[Extracted data entries]
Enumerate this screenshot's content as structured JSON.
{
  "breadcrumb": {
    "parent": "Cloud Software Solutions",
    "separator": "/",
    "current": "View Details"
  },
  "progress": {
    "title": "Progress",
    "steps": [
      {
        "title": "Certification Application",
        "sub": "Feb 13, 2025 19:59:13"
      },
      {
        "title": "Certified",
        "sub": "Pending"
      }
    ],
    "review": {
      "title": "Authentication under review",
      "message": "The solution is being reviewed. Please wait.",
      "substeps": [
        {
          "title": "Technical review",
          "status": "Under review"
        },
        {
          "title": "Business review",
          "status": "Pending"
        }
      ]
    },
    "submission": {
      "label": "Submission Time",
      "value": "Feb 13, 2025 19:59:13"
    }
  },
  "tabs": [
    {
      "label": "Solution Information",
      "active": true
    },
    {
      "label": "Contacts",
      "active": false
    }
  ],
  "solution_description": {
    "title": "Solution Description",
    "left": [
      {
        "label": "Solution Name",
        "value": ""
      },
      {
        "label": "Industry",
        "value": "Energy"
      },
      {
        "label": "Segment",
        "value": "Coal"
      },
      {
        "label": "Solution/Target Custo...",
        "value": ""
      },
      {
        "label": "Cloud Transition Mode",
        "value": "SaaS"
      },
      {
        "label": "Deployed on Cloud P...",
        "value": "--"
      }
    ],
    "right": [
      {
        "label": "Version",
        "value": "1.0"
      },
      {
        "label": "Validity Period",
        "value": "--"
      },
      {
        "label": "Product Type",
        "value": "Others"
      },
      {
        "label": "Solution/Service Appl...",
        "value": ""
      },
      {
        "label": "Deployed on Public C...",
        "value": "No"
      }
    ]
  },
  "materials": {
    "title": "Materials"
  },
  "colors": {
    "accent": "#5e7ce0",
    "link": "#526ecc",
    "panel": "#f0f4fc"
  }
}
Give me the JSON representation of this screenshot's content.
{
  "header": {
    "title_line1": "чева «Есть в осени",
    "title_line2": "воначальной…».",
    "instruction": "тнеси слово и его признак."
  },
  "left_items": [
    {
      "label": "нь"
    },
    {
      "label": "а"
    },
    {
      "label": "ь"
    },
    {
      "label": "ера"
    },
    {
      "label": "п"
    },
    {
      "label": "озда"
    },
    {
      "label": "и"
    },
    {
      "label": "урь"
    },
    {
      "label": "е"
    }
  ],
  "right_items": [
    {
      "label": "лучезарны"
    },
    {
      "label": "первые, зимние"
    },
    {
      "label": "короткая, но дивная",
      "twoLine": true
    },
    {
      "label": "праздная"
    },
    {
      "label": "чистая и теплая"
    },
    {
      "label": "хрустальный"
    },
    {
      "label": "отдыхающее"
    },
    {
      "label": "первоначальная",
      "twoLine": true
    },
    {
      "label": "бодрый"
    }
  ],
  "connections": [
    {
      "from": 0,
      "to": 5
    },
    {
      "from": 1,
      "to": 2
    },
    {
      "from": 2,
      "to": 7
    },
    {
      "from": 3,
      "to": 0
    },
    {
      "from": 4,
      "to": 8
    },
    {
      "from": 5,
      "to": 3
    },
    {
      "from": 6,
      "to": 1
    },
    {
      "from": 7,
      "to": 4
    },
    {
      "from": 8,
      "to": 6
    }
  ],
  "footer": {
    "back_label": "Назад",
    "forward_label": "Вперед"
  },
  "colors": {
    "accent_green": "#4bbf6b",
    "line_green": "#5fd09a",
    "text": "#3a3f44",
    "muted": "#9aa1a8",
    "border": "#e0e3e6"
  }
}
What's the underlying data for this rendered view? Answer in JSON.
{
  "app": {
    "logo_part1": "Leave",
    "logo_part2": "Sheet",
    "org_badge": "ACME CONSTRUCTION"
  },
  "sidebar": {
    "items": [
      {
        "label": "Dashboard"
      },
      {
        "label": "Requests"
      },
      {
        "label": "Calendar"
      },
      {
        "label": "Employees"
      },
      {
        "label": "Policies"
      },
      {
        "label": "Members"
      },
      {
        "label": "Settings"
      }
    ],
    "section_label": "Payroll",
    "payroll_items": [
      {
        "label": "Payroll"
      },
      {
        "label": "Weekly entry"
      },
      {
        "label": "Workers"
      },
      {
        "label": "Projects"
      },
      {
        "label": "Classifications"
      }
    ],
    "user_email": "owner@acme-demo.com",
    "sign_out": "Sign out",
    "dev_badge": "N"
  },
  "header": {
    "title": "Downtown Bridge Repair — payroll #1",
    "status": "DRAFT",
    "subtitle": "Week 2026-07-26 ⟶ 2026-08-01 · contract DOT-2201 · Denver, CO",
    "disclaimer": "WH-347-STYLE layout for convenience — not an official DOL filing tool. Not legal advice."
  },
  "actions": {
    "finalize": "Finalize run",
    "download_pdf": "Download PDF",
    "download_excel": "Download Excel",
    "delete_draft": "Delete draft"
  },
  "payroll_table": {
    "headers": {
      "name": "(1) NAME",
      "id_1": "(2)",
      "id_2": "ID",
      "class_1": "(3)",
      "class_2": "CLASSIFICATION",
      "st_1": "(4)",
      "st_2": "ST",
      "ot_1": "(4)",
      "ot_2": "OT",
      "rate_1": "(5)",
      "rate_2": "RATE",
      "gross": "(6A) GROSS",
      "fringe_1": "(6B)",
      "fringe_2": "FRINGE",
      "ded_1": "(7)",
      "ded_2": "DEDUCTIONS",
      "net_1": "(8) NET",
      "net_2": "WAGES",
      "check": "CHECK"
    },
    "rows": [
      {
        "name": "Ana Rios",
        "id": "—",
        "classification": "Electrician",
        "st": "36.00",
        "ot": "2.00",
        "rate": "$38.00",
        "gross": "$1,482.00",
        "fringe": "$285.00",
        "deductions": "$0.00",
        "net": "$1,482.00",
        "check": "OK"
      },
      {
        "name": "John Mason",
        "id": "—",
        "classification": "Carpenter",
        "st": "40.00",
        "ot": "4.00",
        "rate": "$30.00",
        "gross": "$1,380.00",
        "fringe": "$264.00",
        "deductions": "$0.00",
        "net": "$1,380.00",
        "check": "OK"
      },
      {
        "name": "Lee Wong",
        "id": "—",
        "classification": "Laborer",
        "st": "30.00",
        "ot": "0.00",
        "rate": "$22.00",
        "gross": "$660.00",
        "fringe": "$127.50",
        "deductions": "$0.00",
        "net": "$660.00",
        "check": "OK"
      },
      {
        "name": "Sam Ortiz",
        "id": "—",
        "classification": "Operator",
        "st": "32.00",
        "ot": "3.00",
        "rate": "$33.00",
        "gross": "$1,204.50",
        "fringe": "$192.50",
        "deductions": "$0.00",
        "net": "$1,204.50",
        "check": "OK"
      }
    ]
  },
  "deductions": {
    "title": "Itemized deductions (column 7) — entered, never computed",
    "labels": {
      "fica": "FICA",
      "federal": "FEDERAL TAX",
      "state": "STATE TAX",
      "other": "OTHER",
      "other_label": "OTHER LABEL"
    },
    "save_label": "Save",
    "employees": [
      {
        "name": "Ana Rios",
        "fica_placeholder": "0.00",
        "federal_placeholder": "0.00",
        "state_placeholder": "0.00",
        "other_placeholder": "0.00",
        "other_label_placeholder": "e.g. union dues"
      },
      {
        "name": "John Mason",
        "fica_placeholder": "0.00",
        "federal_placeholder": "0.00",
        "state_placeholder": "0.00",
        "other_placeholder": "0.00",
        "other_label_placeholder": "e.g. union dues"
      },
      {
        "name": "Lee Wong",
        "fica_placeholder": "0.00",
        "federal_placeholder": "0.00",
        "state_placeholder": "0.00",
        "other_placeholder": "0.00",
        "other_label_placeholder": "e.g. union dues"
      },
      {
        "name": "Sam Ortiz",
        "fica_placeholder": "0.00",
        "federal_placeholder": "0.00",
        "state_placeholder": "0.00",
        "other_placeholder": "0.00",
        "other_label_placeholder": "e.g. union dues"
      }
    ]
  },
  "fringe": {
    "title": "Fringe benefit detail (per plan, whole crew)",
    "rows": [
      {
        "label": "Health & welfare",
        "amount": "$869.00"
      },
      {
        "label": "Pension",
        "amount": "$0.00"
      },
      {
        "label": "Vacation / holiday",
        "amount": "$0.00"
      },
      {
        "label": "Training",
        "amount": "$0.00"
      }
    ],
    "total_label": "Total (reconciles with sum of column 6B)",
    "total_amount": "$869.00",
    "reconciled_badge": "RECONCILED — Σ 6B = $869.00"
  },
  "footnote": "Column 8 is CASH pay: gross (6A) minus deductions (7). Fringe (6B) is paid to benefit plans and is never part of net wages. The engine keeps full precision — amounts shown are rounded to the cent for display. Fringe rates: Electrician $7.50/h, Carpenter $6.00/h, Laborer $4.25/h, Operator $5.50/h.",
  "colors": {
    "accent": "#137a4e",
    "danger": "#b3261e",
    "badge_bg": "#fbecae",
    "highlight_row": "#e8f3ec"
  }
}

[Task details] Tally up the lines with the word "status" in them, and answer with that number by itself.

[Output of the exercise] 3